» Data records

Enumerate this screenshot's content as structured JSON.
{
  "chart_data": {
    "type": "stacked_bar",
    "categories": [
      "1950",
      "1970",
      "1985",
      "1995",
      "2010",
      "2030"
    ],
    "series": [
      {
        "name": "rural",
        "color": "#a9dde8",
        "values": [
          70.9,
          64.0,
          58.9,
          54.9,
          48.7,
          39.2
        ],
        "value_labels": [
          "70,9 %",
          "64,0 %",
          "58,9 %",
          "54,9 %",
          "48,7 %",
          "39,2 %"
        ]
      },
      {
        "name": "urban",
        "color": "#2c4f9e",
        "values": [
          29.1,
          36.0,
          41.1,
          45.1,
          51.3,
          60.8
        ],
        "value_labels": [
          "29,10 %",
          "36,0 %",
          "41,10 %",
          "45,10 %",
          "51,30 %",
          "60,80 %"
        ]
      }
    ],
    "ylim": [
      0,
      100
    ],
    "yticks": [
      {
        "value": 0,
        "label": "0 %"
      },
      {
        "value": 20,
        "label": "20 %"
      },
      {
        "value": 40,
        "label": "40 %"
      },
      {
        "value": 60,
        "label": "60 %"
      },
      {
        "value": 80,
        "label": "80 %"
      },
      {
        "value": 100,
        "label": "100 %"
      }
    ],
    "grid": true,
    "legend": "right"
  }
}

» Exercise details
Copy the data above exactly. Every line must be included.

» Response
Enumerate this screenshot's content as structured JSON.
{
  "chart_data": {
    "type": "stacked_bar",
    "categories": [
      "1950",
      "1970",
      "1985",
      "1995",
      "2010",
      "2030"
    ],
    "series": [
      {
        "name": "rural",
        "color": "#a9dde8",
        "values": [
          70.9,
          64.0,
          58.9,
          54.9,
          48.7,
          39.2
        ],
        "value_labels": [
          "70,9 %",
          "64,0 %",
          "58,9 %",
          "54,9 %",
          "48,7 %",
          "39,2 %"
        ]
      },
      {
        "name": "urban",
        "color": "#2c4f9e",
        "values": [
          29.1,
          36.0,
          41.1,
          45.1,
          51.3,
          60.8
        ],
        "value_labels": [
          "29,10 %",
          "36,0 %",
          "41,10 %",
          "45,10 %",
          "51,30 %",
          "60,80 %"
        ]
      }
    ],
    "ylim": [
      0,
      100
    ],
    "yticks": [
      {
        "value": 0,
        "label": "0 %"
      },
      {
        "value": 20,
        "label": "20 %"
      },
      {
        "value": 40,
        "label": "40 %"
      },
      {
        "value": 60,
        "label": "60 %"
      },
      {
        "value": 80,
        "label": "80 %"
      },
      {
        "value": 100,
        "label": "100 %"
      }
    ],
    "grid": true,
    "legend": "right"
  }
}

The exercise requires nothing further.